WHAT IS EXPECTED - Your task is to copy each line that has the word "looking".
## START INPUT RECORDS
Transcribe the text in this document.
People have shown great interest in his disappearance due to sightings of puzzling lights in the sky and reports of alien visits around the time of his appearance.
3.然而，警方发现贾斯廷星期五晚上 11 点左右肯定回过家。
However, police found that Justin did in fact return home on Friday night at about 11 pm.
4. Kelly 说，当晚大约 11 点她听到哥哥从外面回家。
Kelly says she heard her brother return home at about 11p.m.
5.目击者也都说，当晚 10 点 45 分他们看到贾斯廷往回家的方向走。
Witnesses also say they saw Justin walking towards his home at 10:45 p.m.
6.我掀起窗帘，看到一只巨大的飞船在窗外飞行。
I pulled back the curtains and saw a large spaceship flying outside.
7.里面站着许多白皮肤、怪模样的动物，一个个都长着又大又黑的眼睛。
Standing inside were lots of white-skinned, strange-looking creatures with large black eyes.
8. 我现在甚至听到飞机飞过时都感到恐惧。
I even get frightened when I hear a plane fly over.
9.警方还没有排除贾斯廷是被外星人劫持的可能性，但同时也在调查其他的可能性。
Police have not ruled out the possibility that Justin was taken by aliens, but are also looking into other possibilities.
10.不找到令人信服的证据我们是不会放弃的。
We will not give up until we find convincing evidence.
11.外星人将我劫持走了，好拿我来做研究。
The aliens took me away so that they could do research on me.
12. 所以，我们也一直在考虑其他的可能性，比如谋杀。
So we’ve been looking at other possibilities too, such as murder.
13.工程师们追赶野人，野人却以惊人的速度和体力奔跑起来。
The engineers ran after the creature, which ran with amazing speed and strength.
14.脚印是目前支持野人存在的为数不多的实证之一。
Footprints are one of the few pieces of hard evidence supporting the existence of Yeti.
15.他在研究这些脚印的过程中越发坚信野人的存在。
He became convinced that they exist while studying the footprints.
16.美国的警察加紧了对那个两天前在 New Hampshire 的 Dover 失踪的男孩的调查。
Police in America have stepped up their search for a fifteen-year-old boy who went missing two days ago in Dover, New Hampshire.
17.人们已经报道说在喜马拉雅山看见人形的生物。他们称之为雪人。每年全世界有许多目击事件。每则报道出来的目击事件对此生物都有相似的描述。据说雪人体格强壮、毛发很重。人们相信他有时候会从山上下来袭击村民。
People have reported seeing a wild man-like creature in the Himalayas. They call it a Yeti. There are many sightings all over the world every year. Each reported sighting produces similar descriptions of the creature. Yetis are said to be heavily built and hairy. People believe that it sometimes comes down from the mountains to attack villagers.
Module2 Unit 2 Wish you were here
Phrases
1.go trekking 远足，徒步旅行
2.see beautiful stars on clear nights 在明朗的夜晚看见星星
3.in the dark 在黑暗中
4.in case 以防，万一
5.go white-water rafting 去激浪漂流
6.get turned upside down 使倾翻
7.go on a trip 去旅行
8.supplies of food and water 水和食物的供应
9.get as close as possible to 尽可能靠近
## END INPUT RECORDS
## START INPUT RECORDS
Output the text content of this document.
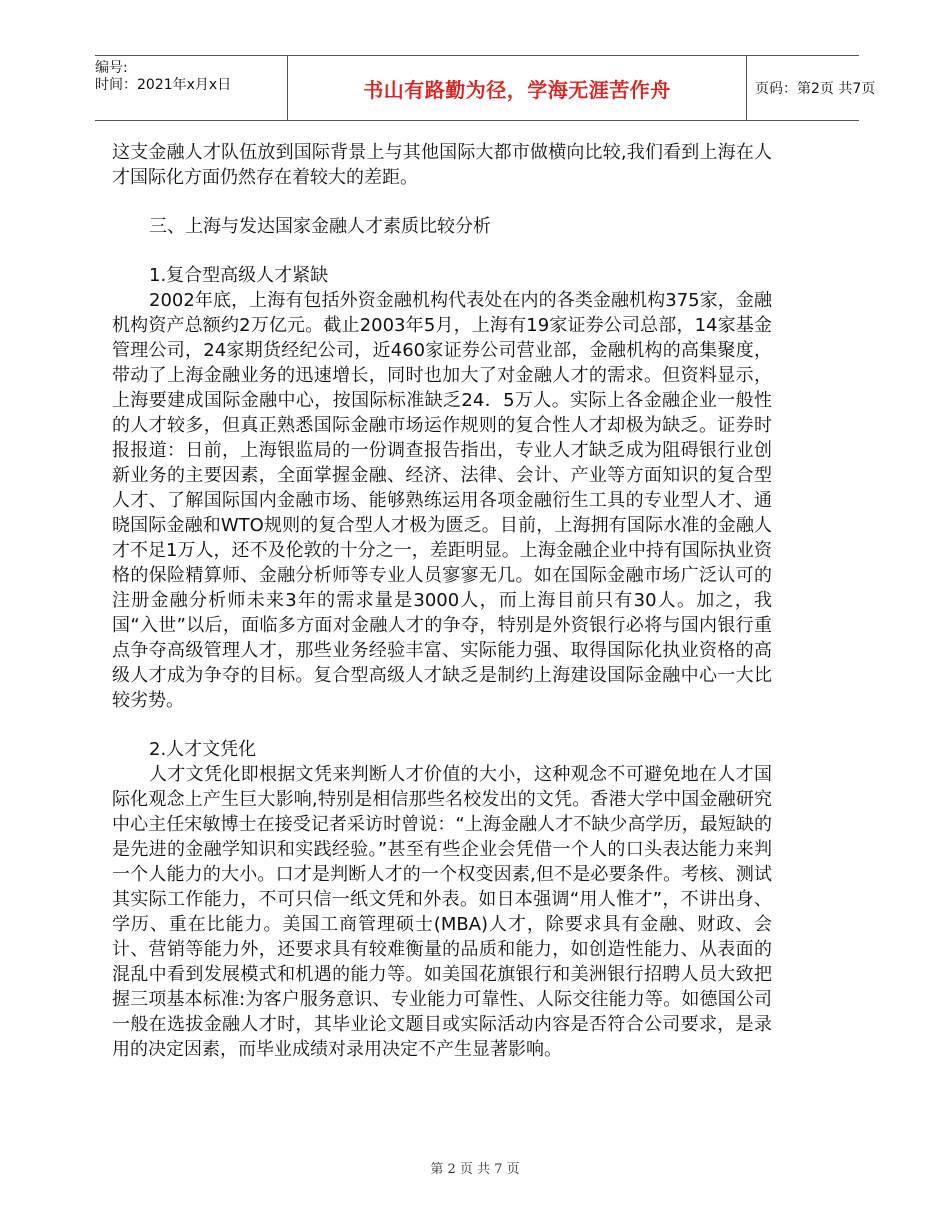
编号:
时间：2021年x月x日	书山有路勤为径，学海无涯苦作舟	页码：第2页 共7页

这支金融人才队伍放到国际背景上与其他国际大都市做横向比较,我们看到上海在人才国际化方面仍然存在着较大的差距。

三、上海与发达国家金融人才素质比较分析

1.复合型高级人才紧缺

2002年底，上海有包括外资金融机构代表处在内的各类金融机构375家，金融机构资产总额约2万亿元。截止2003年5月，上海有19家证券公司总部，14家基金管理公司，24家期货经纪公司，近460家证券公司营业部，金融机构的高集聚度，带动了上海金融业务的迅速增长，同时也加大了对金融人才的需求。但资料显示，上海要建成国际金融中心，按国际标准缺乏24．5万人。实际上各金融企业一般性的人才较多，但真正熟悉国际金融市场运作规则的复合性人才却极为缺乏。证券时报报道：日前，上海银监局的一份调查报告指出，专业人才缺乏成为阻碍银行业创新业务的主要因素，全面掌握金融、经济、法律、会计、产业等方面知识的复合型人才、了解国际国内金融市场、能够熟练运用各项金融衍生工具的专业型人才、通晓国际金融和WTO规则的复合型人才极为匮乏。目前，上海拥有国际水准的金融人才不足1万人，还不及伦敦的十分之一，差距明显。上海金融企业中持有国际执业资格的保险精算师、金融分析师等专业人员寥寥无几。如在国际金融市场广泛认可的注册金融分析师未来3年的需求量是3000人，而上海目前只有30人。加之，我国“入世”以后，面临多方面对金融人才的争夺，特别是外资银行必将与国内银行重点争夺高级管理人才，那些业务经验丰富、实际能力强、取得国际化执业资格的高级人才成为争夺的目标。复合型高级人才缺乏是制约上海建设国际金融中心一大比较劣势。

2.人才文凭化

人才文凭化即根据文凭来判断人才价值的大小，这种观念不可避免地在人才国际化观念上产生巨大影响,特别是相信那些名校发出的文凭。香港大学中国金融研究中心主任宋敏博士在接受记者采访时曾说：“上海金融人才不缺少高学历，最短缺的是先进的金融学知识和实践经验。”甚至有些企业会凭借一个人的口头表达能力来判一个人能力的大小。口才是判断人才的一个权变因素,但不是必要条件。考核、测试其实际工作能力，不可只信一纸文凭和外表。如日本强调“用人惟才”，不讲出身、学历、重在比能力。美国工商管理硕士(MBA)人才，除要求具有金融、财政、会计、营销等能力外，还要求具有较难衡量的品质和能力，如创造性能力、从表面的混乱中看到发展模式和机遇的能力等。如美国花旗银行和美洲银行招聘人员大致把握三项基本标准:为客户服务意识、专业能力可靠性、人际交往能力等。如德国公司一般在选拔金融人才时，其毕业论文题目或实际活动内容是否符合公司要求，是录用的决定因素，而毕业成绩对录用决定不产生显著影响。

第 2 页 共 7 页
## END INPUT RECORDS
EXERCISE ANSWER -
Standing inside were lots of white-skinned, strange-looking creatures with large black eyes.
Police have not ruled out the possibility that Justin was taken by aliens, but are also looking into other possibilities.
So we’ve been looking at other possibilities too, such as murder.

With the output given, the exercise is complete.